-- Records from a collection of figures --
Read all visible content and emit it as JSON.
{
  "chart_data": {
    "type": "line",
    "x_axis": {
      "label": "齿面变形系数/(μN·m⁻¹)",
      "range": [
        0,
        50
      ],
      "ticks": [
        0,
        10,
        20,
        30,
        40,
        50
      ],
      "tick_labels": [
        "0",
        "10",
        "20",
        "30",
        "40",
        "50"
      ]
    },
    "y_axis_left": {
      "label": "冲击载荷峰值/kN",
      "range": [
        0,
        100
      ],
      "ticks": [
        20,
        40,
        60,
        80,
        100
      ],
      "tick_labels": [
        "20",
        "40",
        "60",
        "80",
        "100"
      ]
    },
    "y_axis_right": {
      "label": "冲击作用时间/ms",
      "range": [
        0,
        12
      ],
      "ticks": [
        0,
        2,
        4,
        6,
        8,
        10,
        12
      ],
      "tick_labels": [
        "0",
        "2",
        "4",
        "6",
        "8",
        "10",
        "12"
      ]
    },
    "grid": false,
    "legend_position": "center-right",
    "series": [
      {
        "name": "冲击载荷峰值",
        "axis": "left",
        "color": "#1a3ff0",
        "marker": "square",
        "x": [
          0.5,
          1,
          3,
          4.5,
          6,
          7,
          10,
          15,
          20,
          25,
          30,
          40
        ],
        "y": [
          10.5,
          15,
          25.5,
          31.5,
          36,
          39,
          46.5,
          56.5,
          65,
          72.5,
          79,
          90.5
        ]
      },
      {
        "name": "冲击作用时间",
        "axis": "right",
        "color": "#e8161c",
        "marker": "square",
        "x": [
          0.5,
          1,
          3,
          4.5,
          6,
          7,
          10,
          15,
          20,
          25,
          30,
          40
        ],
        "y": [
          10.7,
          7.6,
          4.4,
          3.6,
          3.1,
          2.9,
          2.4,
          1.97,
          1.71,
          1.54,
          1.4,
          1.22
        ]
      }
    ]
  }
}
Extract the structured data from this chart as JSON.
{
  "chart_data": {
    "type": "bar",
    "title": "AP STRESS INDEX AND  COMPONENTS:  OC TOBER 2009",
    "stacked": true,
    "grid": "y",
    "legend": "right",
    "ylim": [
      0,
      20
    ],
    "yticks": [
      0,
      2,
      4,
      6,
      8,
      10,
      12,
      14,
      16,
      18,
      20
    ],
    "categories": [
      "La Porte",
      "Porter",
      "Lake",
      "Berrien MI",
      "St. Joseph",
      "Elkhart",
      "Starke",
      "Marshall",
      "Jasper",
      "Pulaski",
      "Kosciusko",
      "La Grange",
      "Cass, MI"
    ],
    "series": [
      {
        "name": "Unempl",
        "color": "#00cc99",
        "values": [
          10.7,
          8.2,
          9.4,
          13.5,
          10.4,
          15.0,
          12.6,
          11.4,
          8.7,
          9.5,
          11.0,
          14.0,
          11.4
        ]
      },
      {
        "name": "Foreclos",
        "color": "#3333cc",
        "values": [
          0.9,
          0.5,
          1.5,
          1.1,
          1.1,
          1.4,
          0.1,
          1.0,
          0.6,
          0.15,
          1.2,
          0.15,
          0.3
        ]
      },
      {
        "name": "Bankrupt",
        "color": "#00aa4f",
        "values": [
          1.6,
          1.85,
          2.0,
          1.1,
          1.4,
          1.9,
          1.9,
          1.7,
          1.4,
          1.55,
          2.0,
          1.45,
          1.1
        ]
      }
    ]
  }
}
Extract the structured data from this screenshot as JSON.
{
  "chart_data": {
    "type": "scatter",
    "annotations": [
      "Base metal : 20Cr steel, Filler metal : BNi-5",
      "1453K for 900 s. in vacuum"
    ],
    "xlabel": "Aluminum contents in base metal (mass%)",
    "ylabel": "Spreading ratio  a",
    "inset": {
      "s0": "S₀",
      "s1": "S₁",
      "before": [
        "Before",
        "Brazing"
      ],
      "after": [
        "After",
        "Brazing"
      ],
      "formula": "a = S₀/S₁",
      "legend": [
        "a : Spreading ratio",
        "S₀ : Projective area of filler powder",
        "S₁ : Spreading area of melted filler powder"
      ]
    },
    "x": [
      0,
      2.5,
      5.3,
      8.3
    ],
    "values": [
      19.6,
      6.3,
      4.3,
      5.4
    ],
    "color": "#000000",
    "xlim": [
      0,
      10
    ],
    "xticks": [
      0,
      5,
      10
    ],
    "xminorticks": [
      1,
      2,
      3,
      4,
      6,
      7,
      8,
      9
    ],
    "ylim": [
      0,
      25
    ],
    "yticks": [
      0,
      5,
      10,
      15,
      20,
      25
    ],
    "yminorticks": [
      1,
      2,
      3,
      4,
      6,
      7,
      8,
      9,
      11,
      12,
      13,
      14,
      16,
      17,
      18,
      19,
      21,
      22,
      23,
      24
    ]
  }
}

-- AIM OF THE EXERCISE --
Starting with the line that contains "Extract the structured data from this screenshot", repeat each line through the last one exactly as it appears. Include both ends and nothing more.

-- OUTPUT BELOW --
Extract the structured data from this screenshot as JSON.
{
  "chart_data": {
    "type": "scatter",
    "annotations": [
      "Base metal : 20Cr steel, Filler metal : BNi-5",
      "1453K for 900 s. in vacuum"
    ],
    "xlabel": "Aluminum contents in base metal (mass%)",
    "ylabel": "Spreading ratio  a",
    "inset": {
      "s0": "S₀",
      "s1": "S₁",
      "before": [
        "Before",
        "Brazing"
      ],
      "after": [
        "After",
        "Brazing"
      ],
      "formula": "a = S₀/S₁",
      "legend": [
        "a : Spreading ratio",
        "S₀ : Projective area of filler powder",
        "S₁ : Spreading area of melted filler powder"
      ]
    },
    "x": [
      0,
      2.5,
      5.3,
      8.3
    ],
    "values": [
      19.6,
      6.3,
      4.3,
      5.4
    ],
    "color": "#000000",
    "xlim": [
      0,
      10
    ],
    "xticks": [
      0,
      5,
      10
    ],
    "xminorticks": [
      1,
      2,
      3,
      4,
      6,
      7,
      8,
      9
    ],
    "ylim": [
      0,
      25
    ],
    "yticks": [
      0,
      5,
      10,
      15,
      20,
      25
    ],
    "yminorticks": [
      1,
      2,
      3,
      4,
      6,
      7,
      8,
      9,
      11,
      12,
      13,
      14,
      16,
      17,
      18,
      19,
      21,
      22,
      23,
      24
    ]
  }
}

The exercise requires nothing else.